[start Provided records]
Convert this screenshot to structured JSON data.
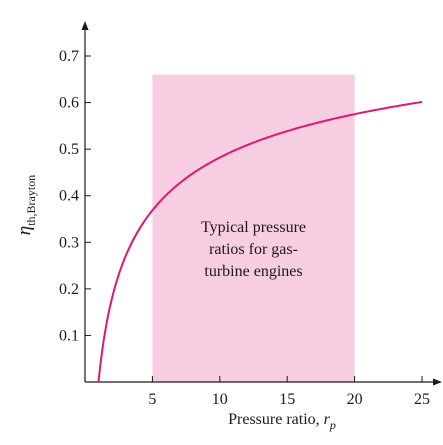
{
  "chart_data": {
    "type": "line",
    "title": "",
    "xlabel": "Pressure ratio, ",
    "xlabel_var": "r",
    "xlabel_sub": "p",
    "ylabel_var": "η",
    "ylabel_sub": "th,Brayton",
    "xlim": [
      0,
      26
    ],
    "ylim": [
      0,
      0.77
    ],
    "xticks": [
      5,
      10,
      15,
      20,
      25
    ],
    "yticks": [
      0.1,
      0.2,
      0.3,
      0.4,
      0.5,
      0.6,
      0.7
    ],
    "grid": false,
    "series": [
      {
        "color": "#e0167a",
        "function": "1 - rp^(-0.2857)",
        "x": [
          1.0,
          1.5,
          2,
          3,
          4,
          5,
          6,
          8,
          10,
          12,
          14,
          16,
          18,
          20,
          22,
          24,
          25
        ],
        "y": [
          0.0,
          0.109,
          0.18,
          0.269,
          0.327,
          0.369,
          0.401,
          0.448,
          0.482,
          0.508,
          0.53,
          0.547,
          0.563,
          0.575,
          0.587,
          0.597,
          0.601
        ]
      }
    ],
    "shaded_region": {
      "x_range": [
        5,
        20
      ],
      "y_top": 0.66,
      "color": "#f7cde1",
      "annotation": [
        "Typical pressure",
        "ratios for gas-",
        "turbine engines"
      ]
    }
  }
}
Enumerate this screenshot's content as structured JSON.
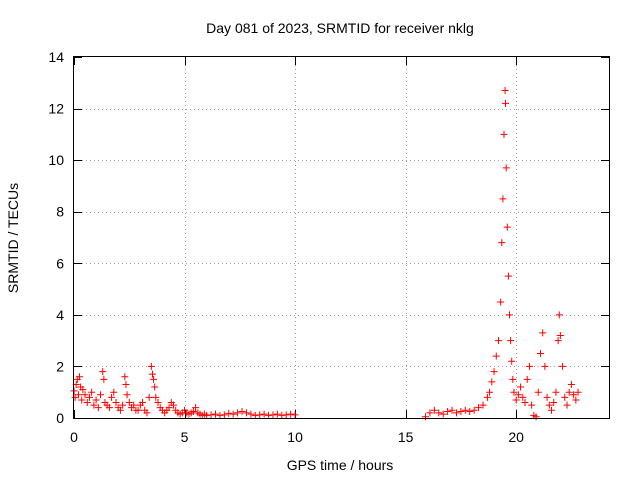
{
  "chart_data": {
    "type": "scatter",
    "title": "Day 081 of 2023, SRMTID for receiver nklg",
    "xlabel": "GPS time / hours",
    "ylabel": "SRMTID / TECUs",
    "xlim": [
      0,
      24.2
    ],
    "ylim": [
      0,
      14
    ],
    "xticks": [
      0,
      5,
      10,
      15,
      20
    ],
    "yticks": [
      0,
      2,
      4,
      6,
      8,
      10,
      12,
      14
    ],
    "grid": true,
    "marker": "+",
    "color": "#ff0000",
    "series": [
      {
        "name": "SRMTID",
        "points": [
          [
            0.0,
            1.05
          ],
          [
            0.05,
            0.8
          ],
          [
            0.1,
            1.3
          ],
          [
            0.15,
            1.5
          ],
          [
            0.2,
            0.9
          ],
          [
            0.25,
            1.6
          ],
          [
            0.3,
            1.2
          ],
          [
            0.35,
            0.7
          ],
          [
            0.4,
            1.1
          ],
          [
            0.5,
            0.9
          ],
          [
            0.6,
            0.6
          ],
          [
            0.7,
            0.8
          ],
          [
            0.8,
            1.0
          ],
          [
            0.9,
            0.5
          ],
          [
            1.0,
            0.7
          ],
          [
            1.1,
            0.4
          ],
          [
            1.2,
            0.9
          ],
          [
            1.3,
            1.8
          ],
          [
            1.35,
            1.5
          ],
          [
            1.4,
            0.6
          ],
          [
            1.5,
            0.5
          ],
          [
            1.6,
            0.4
          ],
          [
            1.7,
            0.8
          ],
          [
            1.8,
            1.0
          ],
          [
            1.9,
            0.6
          ],
          [
            2.0,
            0.4
          ],
          [
            2.1,
            0.3
          ],
          [
            2.2,
            0.5
          ],
          [
            2.3,
            1.6
          ],
          [
            2.35,
            1.3
          ],
          [
            2.4,
            0.9
          ],
          [
            2.5,
            0.6
          ],
          [
            2.6,
            0.4
          ],
          [
            2.7,
            0.5
          ],
          [
            2.8,
            0.3
          ],
          [
            2.9,
            0.3
          ],
          [
            3.0,
            0.5
          ],
          [
            3.1,
            0.6
          ],
          [
            3.2,
            0.3
          ],
          [
            3.3,
            0.2
          ],
          [
            3.4,
            0.8
          ],
          [
            3.5,
            2.0
          ],
          [
            3.55,
            1.7
          ],
          [
            3.6,
            1.5
          ],
          [
            3.65,
            1.2
          ],
          [
            3.7,
            0.8
          ],
          [
            3.8,
            0.6
          ],
          [
            3.9,
            0.4
          ],
          [
            4.0,
            0.3
          ],
          [
            4.1,
            0.2
          ],
          [
            4.2,
            0.3
          ],
          [
            4.3,
            0.4
          ],
          [
            4.4,
            0.6
          ],
          [
            4.5,
            0.5
          ],
          [
            4.6,
            0.3
          ],
          [
            4.7,
            0.2
          ],
          [
            4.8,
            0.15
          ],
          [
            4.9,
            0.2
          ],
          [
            5.0,
            0.3
          ],
          [
            5.1,
            0.2
          ],
          [
            5.2,
            0.15
          ],
          [
            5.3,
            0.2
          ],
          [
            5.4,
            0.25
          ],
          [
            5.5,
            0.4
          ],
          [
            5.6,
            0.2
          ],
          [
            5.7,
            0.15
          ],
          [
            5.8,
            0.1
          ],
          [
            5.9,
            0.15
          ],
          [
            6.0,
            0.1
          ],
          [
            6.2,
            0.12
          ],
          [
            6.4,
            0.15
          ],
          [
            6.6,
            0.1
          ],
          [
            6.8,
            0.12
          ],
          [
            7.0,
            0.18
          ],
          [
            7.2,
            0.15
          ],
          [
            7.4,
            0.2
          ],
          [
            7.6,
            0.25
          ],
          [
            7.8,
            0.2
          ],
          [
            8.0,
            0.15
          ],
          [
            8.2,
            0.1
          ],
          [
            8.4,
            0.12
          ],
          [
            8.6,
            0.15
          ],
          [
            8.8,
            0.1
          ],
          [
            9.0,
            0.12
          ],
          [
            9.2,
            0.15
          ],
          [
            9.4,
            0.1
          ],
          [
            9.6,
            0.12
          ],
          [
            9.8,
            0.15
          ],
          [
            10.0,
            0.12
          ],
          [
            15.9,
            0.05
          ],
          [
            16.1,
            0.2
          ],
          [
            16.3,
            0.3
          ],
          [
            16.5,
            0.2
          ],
          [
            16.7,
            0.15
          ],
          [
            16.9,
            0.25
          ],
          [
            17.1,
            0.3
          ],
          [
            17.3,
            0.2
          ],
          [
            17.5,
            0.25
          ],
          [
            17.7,
            0.3
          ],
          [
            17.9,
            0.25
          ],
          [
            18.1,
            0.3
          ],
          [
            18.3,
            0.4
          ],
          [
            18.5,
            0.5
          ],
          [
            18.7,
            0.8
          ],
          [
            18.8,
            1.0
          ],
          [
            18.9,
            1.4
          ],
          [
            19.0,
            1.8
          ],
          [
            19.1,
            2.4
          ],
          [
            19.2,
            3.0
          ],
          [
            19.3,
            4.5
          ],
          [
            19.35,
            6.8
          ],
          [
            19.4,
            8.5
          ],
          [
            19.45,
            11.0
          ],
          [
            19.5,
            12.7
          ],
          [
            19.52,
            12.2
          ],
          [
            19.55,
            9.7
          ],
          [
            19.6,
            7.4
          ],
          [
            19.65,
            5.5
          ],
          [
            19.7,
            4.0
          ],
          [
            19.75,
            3.0
          ],
          [
            19.8,
            2.2
          ],
          [
            19.85,
            1.5
          ],
          [
            19.9,
            1.0
          ],
          [
            20.0,
            0.7
          ],
          [
            20.1,
            0.9
          ],
          [
            20.2,
            1.2
          ],
          [
            20.3,
            0.8
          ],
          [
            20.4,
            0.6
          ],
          [
            20.5,
            1.5
          ],
          [
            20.6,
            2.0
          ],
          [
            20.7,
            0.5
          ],
          [
            20.8,
            0.1
          ],
          [
            20.9,
            0.05
          ],
          [
            21.0,
            1.0
          ],
          [
            21.1,
            2.5
          ],
          [
            21.2,
            3.3
          ],
          [
            21.3,
            2.0
          ],
          [
            21.4,
            0.8
          ],
          [
            21.5,
            0.5
          ],
          [
            21.6,
            0.3
          ],
          [
            21.7,
            0.6
          ],
          [
            21.8,
            1.0
          ],
          [
            21.9,
            3.0
          ],
          [
            21.95,
            4.0
          ],
          [
            22.0,
            3.2
          ],
          [
            22.1,
            2.0
          ],
          [
            22.2,
            0.8
          ],
          [
            22.3,
            0.5
          ],
          [
            22.4,
            1.0
          ],
          [
            22.5,
            1.3
          ],
          [
            22.6,
            0.9
          ],
          [
            22.7,
            0.7
          ],
          [
            22.8,
            1.0
          ]
        ]
      }
    ]
  }
}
[end Provided records]
Do this - Your task is to collect every line above that contains the word "title".

Solution for this exercise -
    "title": "",
    "title": "Day 081 of 2023, SRMTID for receiver nklg",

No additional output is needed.